## AIM:
Out of all the lines below, count those with the word "Главного". Give the number only.

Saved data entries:
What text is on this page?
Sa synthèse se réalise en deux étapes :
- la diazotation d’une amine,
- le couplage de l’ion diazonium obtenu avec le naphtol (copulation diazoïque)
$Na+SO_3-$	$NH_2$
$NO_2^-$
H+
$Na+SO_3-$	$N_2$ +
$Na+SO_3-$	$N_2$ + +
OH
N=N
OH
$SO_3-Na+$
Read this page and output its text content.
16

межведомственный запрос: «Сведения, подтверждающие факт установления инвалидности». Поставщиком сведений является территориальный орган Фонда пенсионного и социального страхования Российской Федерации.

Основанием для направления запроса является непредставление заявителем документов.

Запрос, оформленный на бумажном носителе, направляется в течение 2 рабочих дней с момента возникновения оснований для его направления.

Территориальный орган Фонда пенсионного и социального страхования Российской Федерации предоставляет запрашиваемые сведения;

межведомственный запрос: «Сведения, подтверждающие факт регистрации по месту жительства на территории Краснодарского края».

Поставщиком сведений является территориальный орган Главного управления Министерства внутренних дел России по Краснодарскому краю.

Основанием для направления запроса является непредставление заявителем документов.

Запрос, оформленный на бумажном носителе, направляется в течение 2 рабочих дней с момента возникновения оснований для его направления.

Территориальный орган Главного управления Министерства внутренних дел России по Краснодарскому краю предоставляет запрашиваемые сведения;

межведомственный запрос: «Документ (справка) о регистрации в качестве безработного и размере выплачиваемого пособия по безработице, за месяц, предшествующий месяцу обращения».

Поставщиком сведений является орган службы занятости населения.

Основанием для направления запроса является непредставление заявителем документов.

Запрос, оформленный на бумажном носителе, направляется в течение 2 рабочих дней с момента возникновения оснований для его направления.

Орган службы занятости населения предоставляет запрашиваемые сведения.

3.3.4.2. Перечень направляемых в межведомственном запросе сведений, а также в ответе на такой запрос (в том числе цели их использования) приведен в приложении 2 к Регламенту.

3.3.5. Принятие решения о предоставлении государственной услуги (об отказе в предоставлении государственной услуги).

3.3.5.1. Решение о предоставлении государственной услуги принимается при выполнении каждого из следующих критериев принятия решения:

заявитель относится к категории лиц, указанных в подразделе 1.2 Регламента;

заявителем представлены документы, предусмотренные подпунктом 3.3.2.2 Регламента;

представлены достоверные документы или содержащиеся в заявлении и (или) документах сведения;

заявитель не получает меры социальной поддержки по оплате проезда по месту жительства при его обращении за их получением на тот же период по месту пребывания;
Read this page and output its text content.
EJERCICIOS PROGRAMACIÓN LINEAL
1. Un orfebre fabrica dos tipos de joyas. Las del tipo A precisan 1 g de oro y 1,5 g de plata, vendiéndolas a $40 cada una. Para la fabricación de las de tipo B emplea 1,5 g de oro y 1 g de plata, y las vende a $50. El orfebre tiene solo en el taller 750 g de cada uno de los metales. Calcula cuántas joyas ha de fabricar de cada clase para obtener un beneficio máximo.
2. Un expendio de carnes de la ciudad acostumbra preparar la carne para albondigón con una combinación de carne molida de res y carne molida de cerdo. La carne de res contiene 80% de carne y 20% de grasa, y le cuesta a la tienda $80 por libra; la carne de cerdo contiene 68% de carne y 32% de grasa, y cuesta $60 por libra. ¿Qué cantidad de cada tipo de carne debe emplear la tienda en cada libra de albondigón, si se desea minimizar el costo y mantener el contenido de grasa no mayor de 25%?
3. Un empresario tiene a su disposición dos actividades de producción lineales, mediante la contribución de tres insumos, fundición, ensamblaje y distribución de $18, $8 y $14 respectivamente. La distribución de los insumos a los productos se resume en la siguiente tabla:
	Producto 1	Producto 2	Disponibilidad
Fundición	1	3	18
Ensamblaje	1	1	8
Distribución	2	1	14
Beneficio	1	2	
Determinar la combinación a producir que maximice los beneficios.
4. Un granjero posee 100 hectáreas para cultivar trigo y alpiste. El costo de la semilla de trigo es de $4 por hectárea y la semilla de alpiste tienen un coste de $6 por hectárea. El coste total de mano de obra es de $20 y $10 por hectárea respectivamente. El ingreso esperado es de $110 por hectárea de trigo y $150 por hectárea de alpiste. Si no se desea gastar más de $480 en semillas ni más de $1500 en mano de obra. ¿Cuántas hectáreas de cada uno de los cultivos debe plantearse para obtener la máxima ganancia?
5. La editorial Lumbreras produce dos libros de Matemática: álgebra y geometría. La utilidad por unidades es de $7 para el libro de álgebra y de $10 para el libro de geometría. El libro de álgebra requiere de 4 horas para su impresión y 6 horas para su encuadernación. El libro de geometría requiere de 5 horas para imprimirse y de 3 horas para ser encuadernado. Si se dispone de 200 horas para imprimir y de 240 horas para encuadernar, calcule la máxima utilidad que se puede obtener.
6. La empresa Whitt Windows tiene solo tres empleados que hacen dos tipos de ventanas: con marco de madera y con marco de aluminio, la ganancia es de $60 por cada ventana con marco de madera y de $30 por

## SOLUTION TO THIS EXERCISE:
2